◆ **WORK REQUIRED**
Rewrite the material below with every "Proposed" replaced by "Planned" and everything else left unchanged, and leave the pictures out of your answer.

◆ **EXTRACTED MATERIAL**

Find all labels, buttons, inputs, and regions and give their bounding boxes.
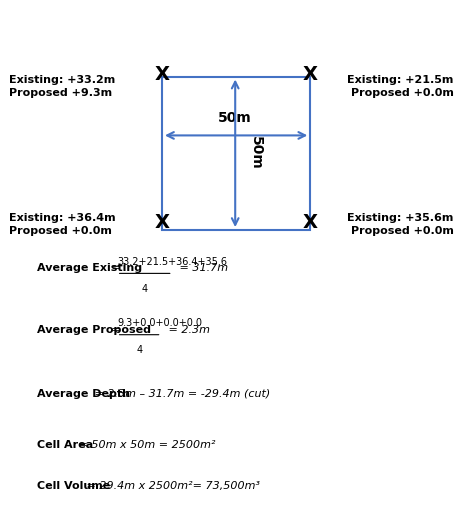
Text: 4: 4: [136, 345, 142, 355]
Text: X: X: [303, 64, 318, 84]
Text: Cell Area: Cell Area: [37, 439, 93, 450]
Text: 33.2+21.5+36.4+35.6: 33.2+21.5+36.4+35.6: [118, 257, 228, 267]
Text: Average Depth: Average Depth: [37, 388, 130, 399]
Text: 50m: 50m: [219, 111, 252, 125]
Text: 4: 4: [142, 284, 148, 294]
Text: =: =: [108, 324, 125, 335]
Text: X: X: [303, 213, 318, 232]
Text: Existing: +35.6m
Proposed +0.0m: Existing: +35.6m Proposed +0.0m: [347, 213, 454, 237]
Text: Existing: +36.4m
Proposed +0.0m: Existing: +36.4m Proposed +0.0m: [9, 213, 116, 237]
Text: X: X: [155, 213, 169, 232]
Text: Average Existing: Average Existing: [37, 263, 142, 273]
Text: = 50m x 50m = 2500m²: = 50m x 50m = 2500m²: [75, 439, 215, 450]
Text: = 2.3m: = 2.3m: [165, 324, 210, 335]
Text: Cell Volume: Cell Volume: [37, 480, 110, 491]
Text: =: =: [108, 263, 125, 273]
Text: = 2.3m – 31.7m = -29.4m (cut): = 2.3m – 31.7m = -29.4m (cut): [91, 388, 270, 399]
Text: = 29.4m x 2500m²= 73,500m³: = 29.4m x 2500m²= 73,500m³: [83, 480, 260, 491]
Text: Existing: +21.5m
Proposed +0.0m: Existing: +21.5m Proposed +0.0m: [347, 75, 454, 99]
Text: X: X: [155, 64, 169, 84]
Text: 50m: 50m: [249, 136, 263, 170]
Text: = 31.7m: = 31.7m: [176, 263, 228, 273]
Text: Existing: +33.2m
Proposed +9.3m: Existing: +33.2m Proposed +9.3m: [9, 75, 115, 99]
Text: Average Proposed: Average Proposed: [37, 324, 151, 335]
Text: 9.3+0.0+0.0+0.0: 9.3+0.0+0.0+0.0: [118, 318, 203, 328]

◆ **CORRECT OUTPUT**
Find all labels, buttons, inputs, and regions and give their bounding boxes.
Text: 4: 4: [136, 345, 142, 355]
Text: X: X: [303, 64, 318, 84]
Text: Cell Area: Cell Area: [37, 439, 93, 450]
Text: 33.2+21.5+36.4+35.6: 33.2+21.5+36.4+35.6: [118, 257, 228, 267]
Text: Average Depth: Average Depth: [37, 388, 130, 399]
Text: 50m: 50m: [219, 111, 252, 125]
Text: 4: 4: [142, 284, 148, 294]
Text: =: =: [108, 324, 125, 335]
Text: X: X: [303, 213, 318, 232]
Text: Existing: +35.6m
Planned +0.0m: Existing: +35.6m Planned +0.0m: [347, 213, 454, 237]
Text: Existing: +36.4m
Planned +0.0m: Existing: +36.4m Planned +0.0m: [9, 213, 116, 237]
Text: X: X: [155, 213, 169, 232]
Text: Average Existing: Average Existing: [37, 263, 142, 273]
Text: = 50m x 50m = 2500m²: = 50m x 50m = 2500m²: [75, 439, 215, 450]
Text: = 2.3m: = 2.3m: [165, 324, 210, 335]
Text: Cell Volume: Cell Volume: [37, 480, 110, 491]
Text: =: =: [108, 263, 125, 273]
Text: = 2.3m – 31.7m = -29.4m (cut): = 2.3m – 31.7m = -29.4m (cut): [91, 388, 270, 399]
Text: = 29.4m x 2500m²= 73,500m³: = 29.4m x 2500m²= 73,500m³: [83, 480, 260, 491]
Text: Existing: +21.5m
Planned +0.0m: Existing: +21.5m Planned +0.0m: [347, 75, 454, 99]
Text: X: X: [155, 64, 169, 84]
Text: 50m: 50m: [249, 136, 263, 170]
Text: = 31.7m: = 31.7m: [176, 263, 228, 273]
Text: Existing: +33.2m
Planned +9.3m: Existing: +33.2m Planned +9.3m: [9, 75, 115, 99]
Text: Average Planned: Average Planned: [37, 324, 151, 335]
Text: 9.3+0.0+0.0+0.0: 9.3+0.0+0.0+0.0: [118, 318, 203, 328]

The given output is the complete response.